■ **GOAL OF THE EXERCISE**
Find the word "Weight" in the data. Return every line where it appears.

■ **RECORD SET**
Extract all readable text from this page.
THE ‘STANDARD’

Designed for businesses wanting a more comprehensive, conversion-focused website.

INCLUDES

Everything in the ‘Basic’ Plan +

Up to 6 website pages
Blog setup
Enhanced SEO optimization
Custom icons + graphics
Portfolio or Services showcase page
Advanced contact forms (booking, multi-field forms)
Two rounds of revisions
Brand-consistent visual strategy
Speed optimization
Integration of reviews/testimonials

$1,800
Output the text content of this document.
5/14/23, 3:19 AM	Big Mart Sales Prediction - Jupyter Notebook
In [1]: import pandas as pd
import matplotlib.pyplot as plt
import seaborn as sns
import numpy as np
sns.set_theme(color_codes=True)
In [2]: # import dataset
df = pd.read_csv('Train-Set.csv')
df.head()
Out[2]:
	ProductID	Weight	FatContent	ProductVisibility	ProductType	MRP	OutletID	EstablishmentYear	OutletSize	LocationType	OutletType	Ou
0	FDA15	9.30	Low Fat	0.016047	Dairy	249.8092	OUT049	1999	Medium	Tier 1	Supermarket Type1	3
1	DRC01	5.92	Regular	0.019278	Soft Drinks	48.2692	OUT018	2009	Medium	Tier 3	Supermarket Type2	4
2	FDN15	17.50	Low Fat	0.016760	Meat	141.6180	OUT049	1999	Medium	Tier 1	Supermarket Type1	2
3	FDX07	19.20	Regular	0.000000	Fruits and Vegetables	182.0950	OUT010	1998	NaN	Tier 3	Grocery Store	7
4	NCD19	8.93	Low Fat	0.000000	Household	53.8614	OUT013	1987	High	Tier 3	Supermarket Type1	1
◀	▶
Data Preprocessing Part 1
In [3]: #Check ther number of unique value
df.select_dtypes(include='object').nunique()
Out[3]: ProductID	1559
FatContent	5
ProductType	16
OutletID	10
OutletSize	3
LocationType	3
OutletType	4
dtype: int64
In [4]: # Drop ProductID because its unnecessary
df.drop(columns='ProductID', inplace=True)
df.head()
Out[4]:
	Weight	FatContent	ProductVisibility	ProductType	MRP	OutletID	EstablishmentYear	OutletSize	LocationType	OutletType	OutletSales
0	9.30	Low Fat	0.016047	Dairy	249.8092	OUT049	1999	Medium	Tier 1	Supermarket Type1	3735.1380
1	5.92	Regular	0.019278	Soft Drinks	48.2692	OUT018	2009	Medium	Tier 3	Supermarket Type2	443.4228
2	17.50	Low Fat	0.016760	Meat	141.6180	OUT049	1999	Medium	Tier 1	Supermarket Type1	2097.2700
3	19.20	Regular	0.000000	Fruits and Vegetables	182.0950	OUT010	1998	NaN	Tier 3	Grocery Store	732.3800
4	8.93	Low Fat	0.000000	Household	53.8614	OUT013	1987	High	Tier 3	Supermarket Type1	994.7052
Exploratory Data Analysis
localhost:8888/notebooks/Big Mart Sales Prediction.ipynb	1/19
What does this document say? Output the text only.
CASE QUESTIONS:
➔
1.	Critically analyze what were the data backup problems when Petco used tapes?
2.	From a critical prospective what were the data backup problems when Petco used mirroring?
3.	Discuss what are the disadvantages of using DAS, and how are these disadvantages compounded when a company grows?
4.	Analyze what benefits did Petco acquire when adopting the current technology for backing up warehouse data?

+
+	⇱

■ **SOLUTION FOR THIS EXERCISE**
	ProductID	Weight	FatContent	ProductVisibility	ProductType	MRP	OutletID	EstablishmentYear	OutletSize	LocationType	OutletType	Ou
	Weight	FatContent	ProductVisibility	ProductType	MRP	OutletID	EstablishmentYear	OutletSize	LocationType	OutletType	OutletSales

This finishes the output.